» WHAT NEEDS TO BE DONE
Please swap "region" for "area" in the data from its start up to and including the line containing "method-label: 方法： — [182, 888, 240, 910]", and give back only those lines with nothing else altered.

===== MATERIAL

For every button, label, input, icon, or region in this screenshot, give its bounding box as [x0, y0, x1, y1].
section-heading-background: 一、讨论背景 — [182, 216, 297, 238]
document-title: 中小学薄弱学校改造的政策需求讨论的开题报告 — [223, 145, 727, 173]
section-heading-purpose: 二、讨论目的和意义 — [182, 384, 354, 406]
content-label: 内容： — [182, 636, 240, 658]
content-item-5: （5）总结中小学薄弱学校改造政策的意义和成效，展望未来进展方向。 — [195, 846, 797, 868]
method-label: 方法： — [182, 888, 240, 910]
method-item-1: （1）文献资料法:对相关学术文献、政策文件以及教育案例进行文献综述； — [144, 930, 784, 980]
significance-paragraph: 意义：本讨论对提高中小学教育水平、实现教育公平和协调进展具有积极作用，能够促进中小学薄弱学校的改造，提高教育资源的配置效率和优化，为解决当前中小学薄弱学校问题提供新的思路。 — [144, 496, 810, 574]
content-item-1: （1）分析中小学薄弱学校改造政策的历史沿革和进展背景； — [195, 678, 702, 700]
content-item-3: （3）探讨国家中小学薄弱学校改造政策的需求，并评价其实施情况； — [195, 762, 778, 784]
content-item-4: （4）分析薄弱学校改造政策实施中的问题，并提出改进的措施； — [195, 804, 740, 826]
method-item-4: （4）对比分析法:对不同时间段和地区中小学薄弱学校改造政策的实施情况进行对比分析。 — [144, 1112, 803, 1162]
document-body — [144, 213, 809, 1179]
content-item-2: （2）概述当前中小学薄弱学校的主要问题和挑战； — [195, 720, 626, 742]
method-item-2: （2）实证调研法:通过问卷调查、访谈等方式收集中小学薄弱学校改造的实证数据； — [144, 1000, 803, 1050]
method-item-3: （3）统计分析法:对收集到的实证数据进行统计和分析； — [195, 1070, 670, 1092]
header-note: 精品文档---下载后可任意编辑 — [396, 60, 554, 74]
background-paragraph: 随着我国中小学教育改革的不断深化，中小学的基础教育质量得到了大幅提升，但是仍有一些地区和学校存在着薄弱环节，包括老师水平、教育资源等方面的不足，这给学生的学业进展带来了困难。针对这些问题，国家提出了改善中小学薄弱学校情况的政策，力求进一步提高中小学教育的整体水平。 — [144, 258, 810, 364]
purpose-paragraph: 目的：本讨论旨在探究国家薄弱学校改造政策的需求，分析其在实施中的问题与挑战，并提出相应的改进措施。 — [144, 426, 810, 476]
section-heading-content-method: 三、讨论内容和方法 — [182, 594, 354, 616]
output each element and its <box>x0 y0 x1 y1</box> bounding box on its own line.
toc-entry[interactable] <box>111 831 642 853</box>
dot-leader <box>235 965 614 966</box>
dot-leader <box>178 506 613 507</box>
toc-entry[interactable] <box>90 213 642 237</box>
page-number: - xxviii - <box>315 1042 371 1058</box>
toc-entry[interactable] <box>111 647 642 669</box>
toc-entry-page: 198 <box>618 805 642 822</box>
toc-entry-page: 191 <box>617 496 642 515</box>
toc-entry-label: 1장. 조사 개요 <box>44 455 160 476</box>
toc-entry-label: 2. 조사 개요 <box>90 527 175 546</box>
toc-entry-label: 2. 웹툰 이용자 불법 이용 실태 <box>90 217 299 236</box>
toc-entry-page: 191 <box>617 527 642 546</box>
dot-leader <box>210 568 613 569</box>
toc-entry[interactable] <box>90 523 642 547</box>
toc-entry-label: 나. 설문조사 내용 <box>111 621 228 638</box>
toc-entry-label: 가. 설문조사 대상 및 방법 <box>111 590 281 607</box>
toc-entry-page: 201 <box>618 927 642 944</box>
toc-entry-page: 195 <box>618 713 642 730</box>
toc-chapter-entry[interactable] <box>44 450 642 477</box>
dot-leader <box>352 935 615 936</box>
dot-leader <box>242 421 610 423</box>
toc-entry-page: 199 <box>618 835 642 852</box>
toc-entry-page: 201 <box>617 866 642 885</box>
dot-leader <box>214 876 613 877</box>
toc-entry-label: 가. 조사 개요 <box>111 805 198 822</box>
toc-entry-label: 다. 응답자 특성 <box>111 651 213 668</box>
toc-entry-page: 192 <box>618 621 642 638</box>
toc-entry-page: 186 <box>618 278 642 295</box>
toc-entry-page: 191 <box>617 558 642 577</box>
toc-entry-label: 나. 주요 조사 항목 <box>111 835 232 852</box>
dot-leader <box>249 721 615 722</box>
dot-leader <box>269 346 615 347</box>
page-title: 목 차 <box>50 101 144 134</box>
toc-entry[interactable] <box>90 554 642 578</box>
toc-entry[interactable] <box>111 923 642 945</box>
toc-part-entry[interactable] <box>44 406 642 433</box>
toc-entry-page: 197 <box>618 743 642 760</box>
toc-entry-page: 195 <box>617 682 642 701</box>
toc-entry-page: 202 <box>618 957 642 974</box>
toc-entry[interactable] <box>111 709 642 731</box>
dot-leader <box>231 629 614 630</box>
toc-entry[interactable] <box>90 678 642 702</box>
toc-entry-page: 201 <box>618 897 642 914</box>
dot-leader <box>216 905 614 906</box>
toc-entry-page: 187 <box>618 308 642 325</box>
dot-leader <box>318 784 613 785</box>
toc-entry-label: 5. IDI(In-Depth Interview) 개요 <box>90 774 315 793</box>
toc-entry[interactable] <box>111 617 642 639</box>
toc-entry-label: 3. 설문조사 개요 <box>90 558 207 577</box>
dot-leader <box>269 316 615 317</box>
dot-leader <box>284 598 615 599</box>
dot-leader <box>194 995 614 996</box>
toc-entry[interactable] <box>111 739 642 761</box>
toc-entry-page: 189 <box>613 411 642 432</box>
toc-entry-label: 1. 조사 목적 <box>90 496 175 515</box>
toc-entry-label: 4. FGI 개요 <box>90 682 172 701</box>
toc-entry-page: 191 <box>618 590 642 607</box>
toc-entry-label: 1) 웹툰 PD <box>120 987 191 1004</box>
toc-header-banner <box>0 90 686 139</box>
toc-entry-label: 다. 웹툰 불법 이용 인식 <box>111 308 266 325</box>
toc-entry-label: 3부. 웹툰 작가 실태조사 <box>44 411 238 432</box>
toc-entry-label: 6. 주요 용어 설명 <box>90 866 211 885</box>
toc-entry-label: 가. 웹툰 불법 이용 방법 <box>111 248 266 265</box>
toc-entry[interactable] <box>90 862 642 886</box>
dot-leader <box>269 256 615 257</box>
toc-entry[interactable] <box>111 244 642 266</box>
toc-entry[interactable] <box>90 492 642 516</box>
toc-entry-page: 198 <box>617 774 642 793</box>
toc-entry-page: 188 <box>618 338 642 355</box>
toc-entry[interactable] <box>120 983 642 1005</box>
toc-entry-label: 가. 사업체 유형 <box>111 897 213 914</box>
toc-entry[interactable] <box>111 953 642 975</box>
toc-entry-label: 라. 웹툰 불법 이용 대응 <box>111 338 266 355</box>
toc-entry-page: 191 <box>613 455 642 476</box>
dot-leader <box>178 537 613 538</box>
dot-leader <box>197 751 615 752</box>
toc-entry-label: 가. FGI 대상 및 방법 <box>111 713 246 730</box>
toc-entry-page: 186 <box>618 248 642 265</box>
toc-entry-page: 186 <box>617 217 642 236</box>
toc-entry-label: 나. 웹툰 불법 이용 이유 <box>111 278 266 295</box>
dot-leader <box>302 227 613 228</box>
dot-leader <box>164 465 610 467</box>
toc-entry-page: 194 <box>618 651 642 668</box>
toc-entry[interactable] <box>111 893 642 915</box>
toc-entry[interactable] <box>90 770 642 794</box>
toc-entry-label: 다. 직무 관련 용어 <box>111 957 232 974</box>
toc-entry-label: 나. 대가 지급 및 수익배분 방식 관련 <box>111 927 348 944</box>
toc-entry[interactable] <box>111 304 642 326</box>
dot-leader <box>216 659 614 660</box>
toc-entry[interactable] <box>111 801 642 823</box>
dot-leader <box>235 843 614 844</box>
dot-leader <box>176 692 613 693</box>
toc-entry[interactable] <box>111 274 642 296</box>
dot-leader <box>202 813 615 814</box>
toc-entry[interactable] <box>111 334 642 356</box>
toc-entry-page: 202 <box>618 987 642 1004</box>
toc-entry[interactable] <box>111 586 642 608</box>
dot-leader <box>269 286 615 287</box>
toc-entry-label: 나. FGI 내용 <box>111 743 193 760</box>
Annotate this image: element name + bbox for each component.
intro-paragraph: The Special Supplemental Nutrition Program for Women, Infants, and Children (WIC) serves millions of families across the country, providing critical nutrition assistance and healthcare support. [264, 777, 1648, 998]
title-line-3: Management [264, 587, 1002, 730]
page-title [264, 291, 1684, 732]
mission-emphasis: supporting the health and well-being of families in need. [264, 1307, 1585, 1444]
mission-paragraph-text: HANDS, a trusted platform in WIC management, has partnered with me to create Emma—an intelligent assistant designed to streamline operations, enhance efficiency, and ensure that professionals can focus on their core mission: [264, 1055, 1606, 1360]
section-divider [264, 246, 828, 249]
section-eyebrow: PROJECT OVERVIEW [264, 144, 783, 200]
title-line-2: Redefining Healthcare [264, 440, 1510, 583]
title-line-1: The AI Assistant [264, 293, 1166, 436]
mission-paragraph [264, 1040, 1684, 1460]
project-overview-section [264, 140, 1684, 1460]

==========

» COMPLETED TASK
For every button, label, input, icon, or area in this screenshot, give its bounding box as [x0, y0, x1, y1].
section-heading-background: 一、讨论背景 — [182, 216, 297, 238]
document-title: 中小学薄弱学校改造的政策需求讨论的开题报告 — [223, 145, 727, 173]
section-heading-purpose: 二、讨论目的和意义 — [182, 384, 354, 406]
content-label: 内容： — [182, 636, 240, 658]
content-item-5: （5）总结中小学薄弱学校改造政策的意义和成效，展望未来进展方向。 — [195, 846, 797, 868]
method-label: 方法： — [182, 888, 240, 910]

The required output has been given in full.